### Prompt
Quote the whole listing word for word. Do not include the pictures.

### Excerpt from a dataset
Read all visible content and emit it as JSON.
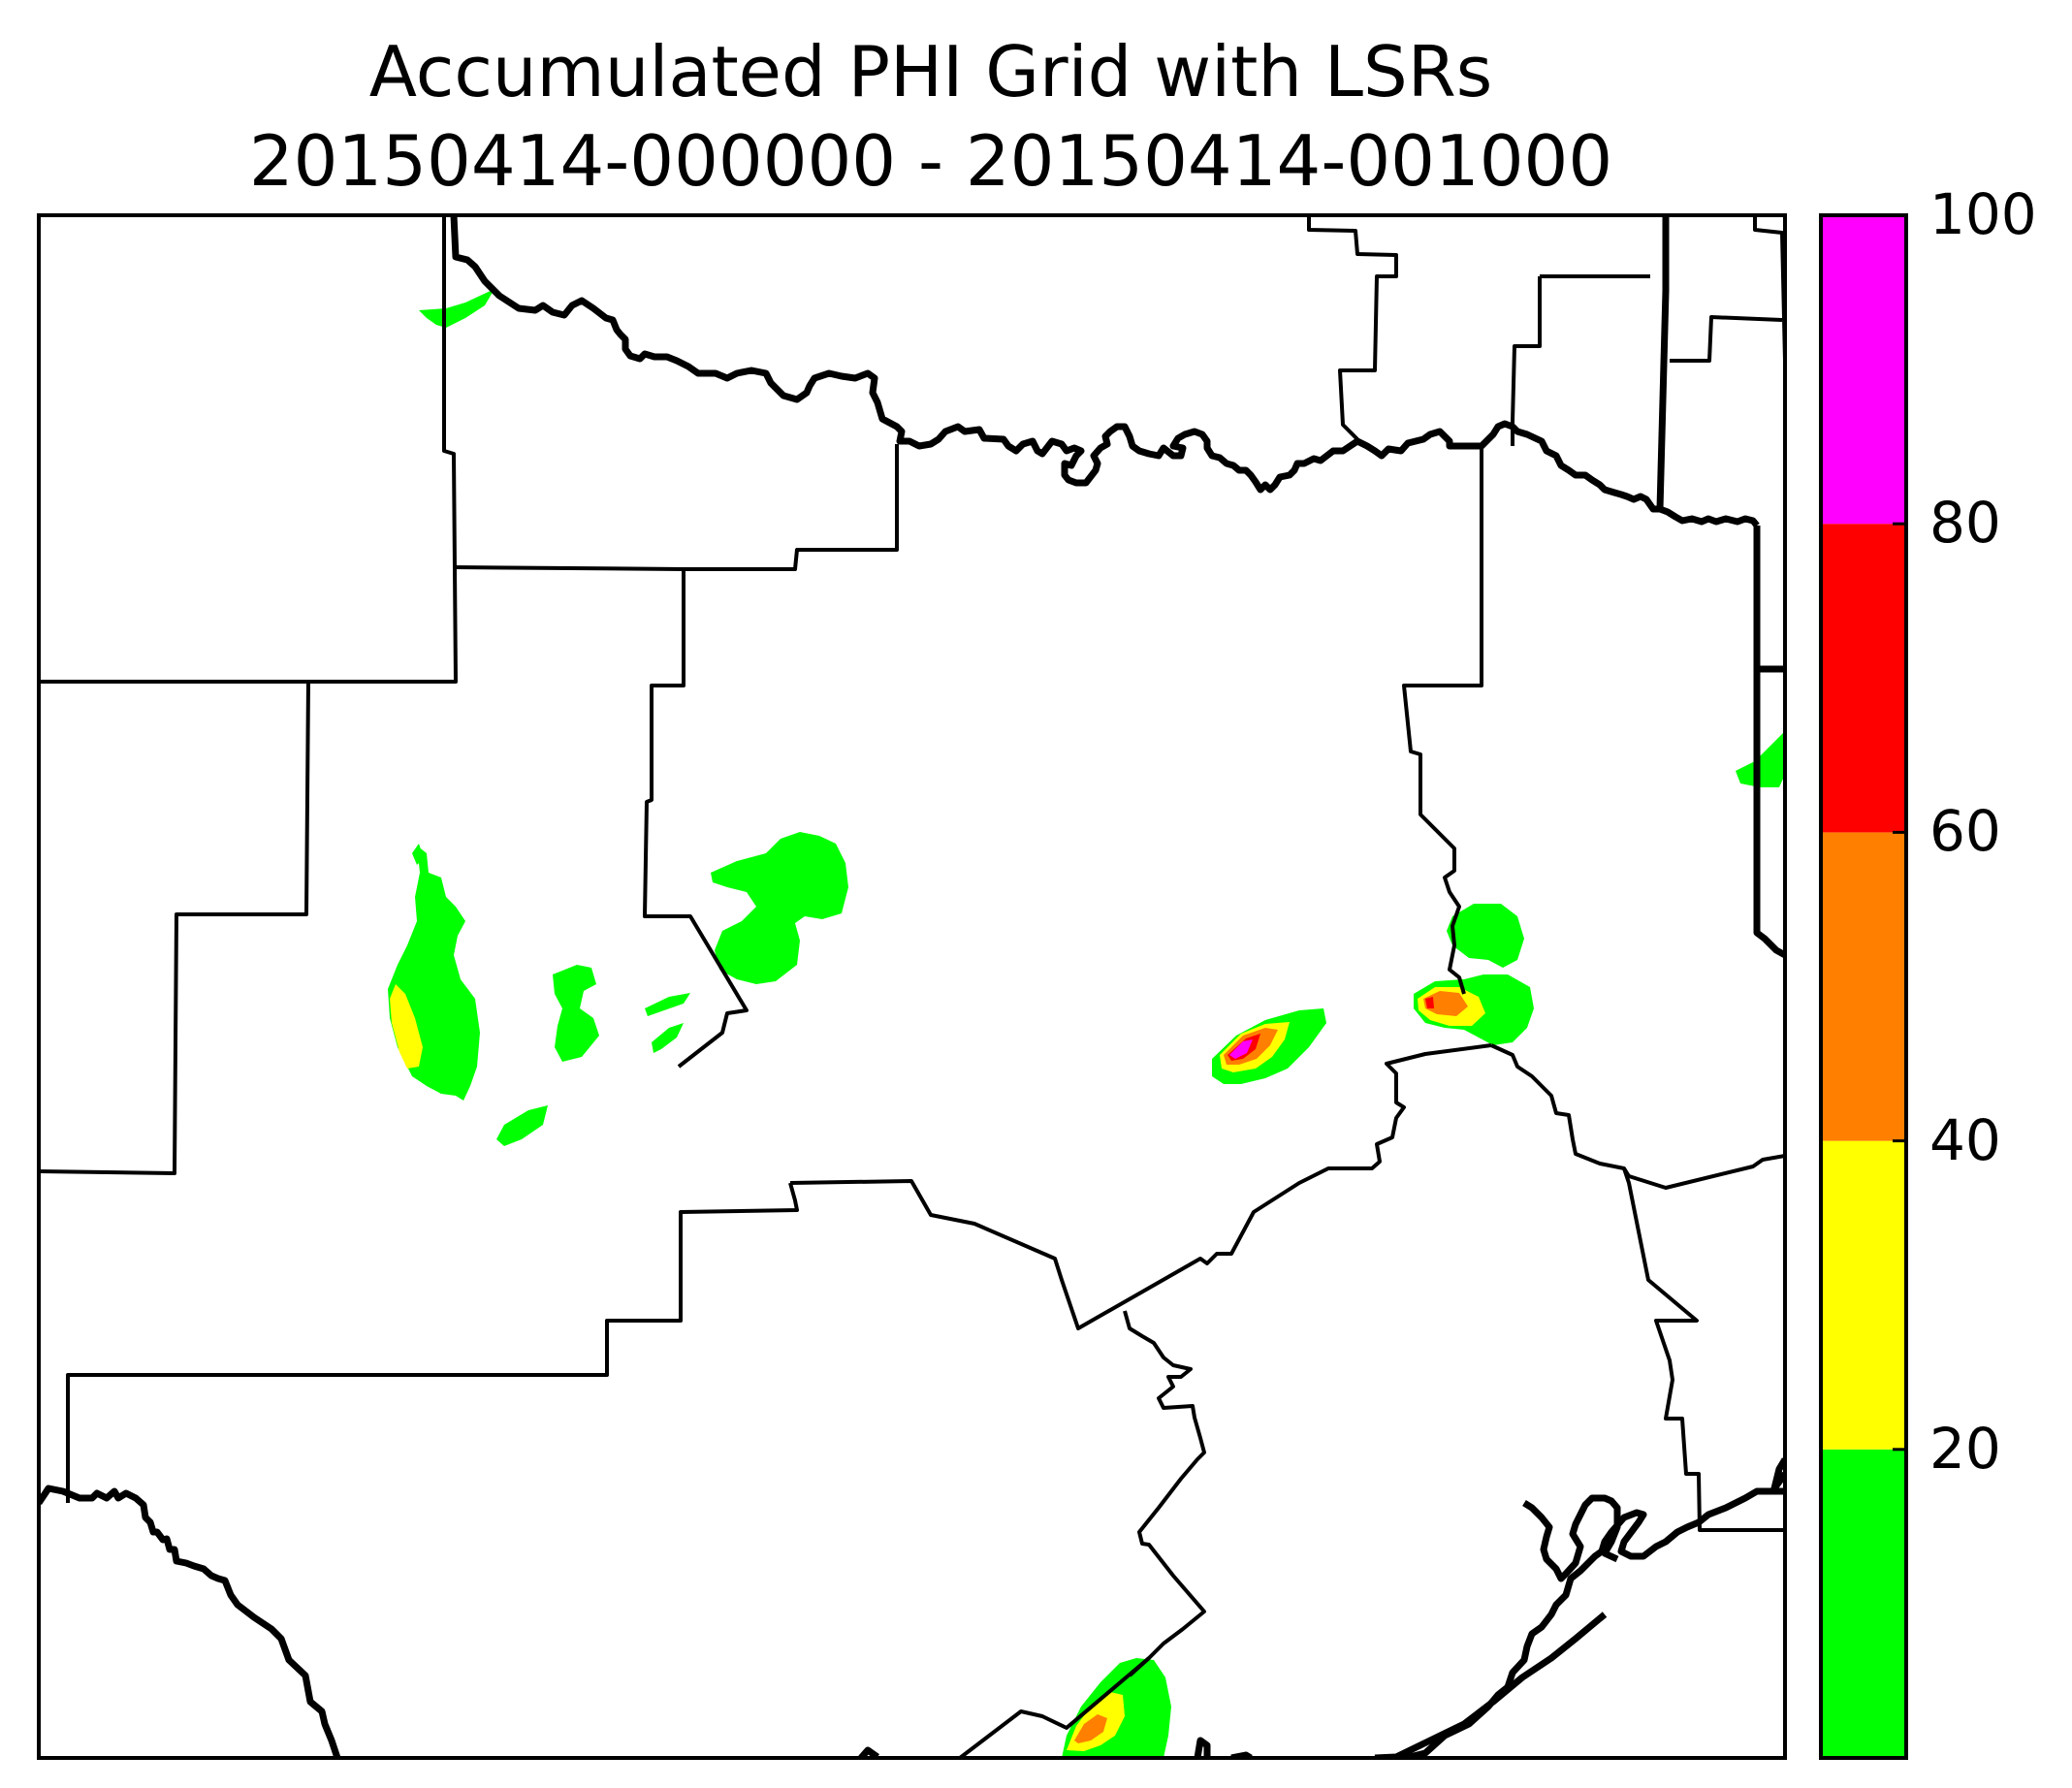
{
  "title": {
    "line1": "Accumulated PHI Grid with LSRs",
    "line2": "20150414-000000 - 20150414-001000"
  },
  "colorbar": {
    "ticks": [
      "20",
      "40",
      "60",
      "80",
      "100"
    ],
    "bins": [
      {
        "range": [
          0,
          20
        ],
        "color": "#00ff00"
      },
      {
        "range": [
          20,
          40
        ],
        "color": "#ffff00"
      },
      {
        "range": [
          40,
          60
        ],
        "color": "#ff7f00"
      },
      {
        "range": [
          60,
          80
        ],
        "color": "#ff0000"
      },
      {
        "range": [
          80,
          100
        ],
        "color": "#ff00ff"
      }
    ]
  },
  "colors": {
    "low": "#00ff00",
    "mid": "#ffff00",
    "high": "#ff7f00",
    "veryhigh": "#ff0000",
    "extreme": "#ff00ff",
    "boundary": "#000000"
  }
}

### Worked solution
Read all visible content and emit it as JSON.
{
  "title": {
    "line1": "Accumulated PHI Grid with LSRs",
    "line2": "20150414-000000 - 20150414-001000"
  },
  "colorbar": {
    "ticks": [
      "20",
      "40",
      "60",
      "80",
      "100"
    ],
    "bins": [
      {
        "range": [
          0,
          20
        ],
        "color": "#00ff00"
      },
      {
        "range": [
          20,
          40
        ],
        "color": "#ffff00"
      },
      {
        "range": [
          40,
          60
        ],
        "color": "#ff7f00"
      },
      {
        "range": [
          60,
          80
        ],
        "color": "#ff0000"
      },
      {
        "range": [
          80,
          100
        ],
        "color": "#ff00ff"
      }
    ]
  },
  "colors": {
    "low": "#00ff00",
    "mid": "#ffff00",
    "high": "#ff7f00",
    "veryhigh": "#ff0000",
    "extreme": "#ff00ff",
    "boundary": "#000000"
  }
}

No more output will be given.